Every entry must be copied word for word.

▶ **EXERCISE MATERIALS**:
START
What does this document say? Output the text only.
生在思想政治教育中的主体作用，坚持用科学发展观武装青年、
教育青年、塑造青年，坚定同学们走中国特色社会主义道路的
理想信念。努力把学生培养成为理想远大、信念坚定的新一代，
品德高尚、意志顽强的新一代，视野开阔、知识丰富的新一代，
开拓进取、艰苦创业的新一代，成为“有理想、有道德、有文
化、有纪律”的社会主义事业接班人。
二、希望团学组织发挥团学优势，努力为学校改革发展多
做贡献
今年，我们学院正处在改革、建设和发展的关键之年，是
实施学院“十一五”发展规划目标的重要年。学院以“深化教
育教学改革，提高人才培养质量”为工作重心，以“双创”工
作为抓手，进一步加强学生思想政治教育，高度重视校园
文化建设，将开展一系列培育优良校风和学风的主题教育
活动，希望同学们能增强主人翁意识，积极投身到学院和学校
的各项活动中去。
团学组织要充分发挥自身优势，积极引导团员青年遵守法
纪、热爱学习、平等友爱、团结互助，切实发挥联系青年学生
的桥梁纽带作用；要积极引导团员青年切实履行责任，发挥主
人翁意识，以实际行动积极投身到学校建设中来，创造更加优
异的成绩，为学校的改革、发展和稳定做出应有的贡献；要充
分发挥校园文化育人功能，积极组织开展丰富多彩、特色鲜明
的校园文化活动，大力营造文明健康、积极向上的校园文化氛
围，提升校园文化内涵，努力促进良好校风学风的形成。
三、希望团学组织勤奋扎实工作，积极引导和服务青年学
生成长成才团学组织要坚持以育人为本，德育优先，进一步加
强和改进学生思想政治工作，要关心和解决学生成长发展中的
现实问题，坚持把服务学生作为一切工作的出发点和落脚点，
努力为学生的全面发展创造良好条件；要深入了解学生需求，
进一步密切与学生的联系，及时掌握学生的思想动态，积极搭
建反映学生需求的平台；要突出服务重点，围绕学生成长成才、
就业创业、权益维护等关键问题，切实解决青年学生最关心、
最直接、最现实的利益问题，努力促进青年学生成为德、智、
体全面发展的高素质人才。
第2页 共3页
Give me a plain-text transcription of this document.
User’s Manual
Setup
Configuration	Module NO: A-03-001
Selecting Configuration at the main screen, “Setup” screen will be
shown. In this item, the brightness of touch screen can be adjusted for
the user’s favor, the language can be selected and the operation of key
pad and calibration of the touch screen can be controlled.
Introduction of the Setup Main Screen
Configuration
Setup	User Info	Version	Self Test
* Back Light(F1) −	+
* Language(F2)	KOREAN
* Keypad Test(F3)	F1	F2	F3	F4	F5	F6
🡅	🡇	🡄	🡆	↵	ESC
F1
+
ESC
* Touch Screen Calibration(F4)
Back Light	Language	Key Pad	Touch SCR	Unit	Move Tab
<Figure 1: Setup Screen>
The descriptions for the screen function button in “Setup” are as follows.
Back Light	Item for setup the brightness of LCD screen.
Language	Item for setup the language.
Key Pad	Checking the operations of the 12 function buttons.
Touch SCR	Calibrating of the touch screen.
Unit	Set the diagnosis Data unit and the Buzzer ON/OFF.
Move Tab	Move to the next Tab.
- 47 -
END
▶ **COMPLETE OUTPUT**:
What does this document say? Output the text only.
生在思想政治教育中的主体作用，坚持用科学发展观武装青年、
教育青年、塑造青年，坚定同学们走中国特色社会主义道路的
理想信念。努力把学生培养成为理想远大、信念坚定的新一代，
品德高尚、意志顽强的新一代，视野开阔、知识丰富的新一代，
开拓进取、艰苦创业的新一代，成为“有理想、有道德、有文
化、有纪律”的社会主义事业接班人。
二、希望团学组织发挥团学优势，努力为学校改革发展多
做贡献
今年，我们学院正处在改革、建设和发展的关键之年，是
实施学院“十一五”发展规划目标的重要年。学院以“深化教
育教学改革，提高人才培养质量”为工作重心，以“双创”工
作为抓手，进一步加强学生思想政治教育，高度重视校园
文化建设，将开展一系列培育优良校风和学风的主题教育
活动，希望同学们能增强主人翁意识，积极投身到学院和学校
的各项活动中去。
团学组织要充分发挥自身优势，积极引导团员青年遵守法
纪、热爱学习、平等友爱、团结互助，切实发挥联系青年学生
的桥梁纽带作用；要积极引导团员青年切实履行责任，发挥主
人翁意识，以实际行动积极投身到学校建设中来，创造更加优
异的成绩，为学校的改革、发展和稳定做出应有的贡献；要充
分发挥校园文化育人功能，积极组织开展丰富多彩、特色鲜明
的校园文化活动，大力营造文明健康、积极向上的校园文化氛
围，提升校园文化内涵，努力促进良好校风学风的形成。
三、希望团学组织勤奋扎实工作，积极引导和服务青年学
生成长成才团学组织要坚持以育人为本，德育优先，进一步加
强和改进学生思想政治工作，要关心和解决学生成长发展中的
现实问题，坚持把服务学生作为一切工作的出发点和落脚点，
努力为学生的全面发展创造良好条件；要深入了解学生需求，
进一步密切与学生的联系，及时掌握学生的思想动态，积极搭
建反映学生需求的平台；要突出服务重点，围绕学生成长成才、
就业创业、权益维护等关键问题，切实解决青年学生最关心、
最直接、最现实的利益问题，努力促进青年学生成为德、智、
体全面发展的高素质人才。
第2页 共3页
Give me a plain-text transcription of this document.
User’s Manual
Setup
Configuration	Module NO: A-03-001
Selecting Configuration at the main screen, “Setup” screen will be
shown. In this item, the brightness of touch screen can be adjusted for
the user’s favor, the language can be selected and the operation of key
pad and calibration of the touch screen can be controlled.
Introduction of the Setup Main Screen
Configuration
Setup	User Info	Version	Self Test
* Back Light(F1) −	+
* Language(F2)	KOREAN
* Keypad Test(F3)	F1	F2	F3	F4	F5	F6
🡅	🡇	🡄	🡆	↵	ESC
F1
+
ESC
* Touch Screen Calibration(F4)
Back Light	Language	Key Pad	Touch SCR	Unit	Move Tab
<Figure 1: Setup Screen>
The descriptions for the screen function button in “Setup” are as follows.
Back Light	Item for setup the brightness of LCD screen.
Language	Item for setup the language.
Key Pad	Checking the operations of the 12 function buttons.
Touch SCR	Calibrating of the touch screen.
Unit	Set the diagnosis Data unit and the Buzzer ON/OFF.
Move Tab	Move to the next Tab.
- 47 -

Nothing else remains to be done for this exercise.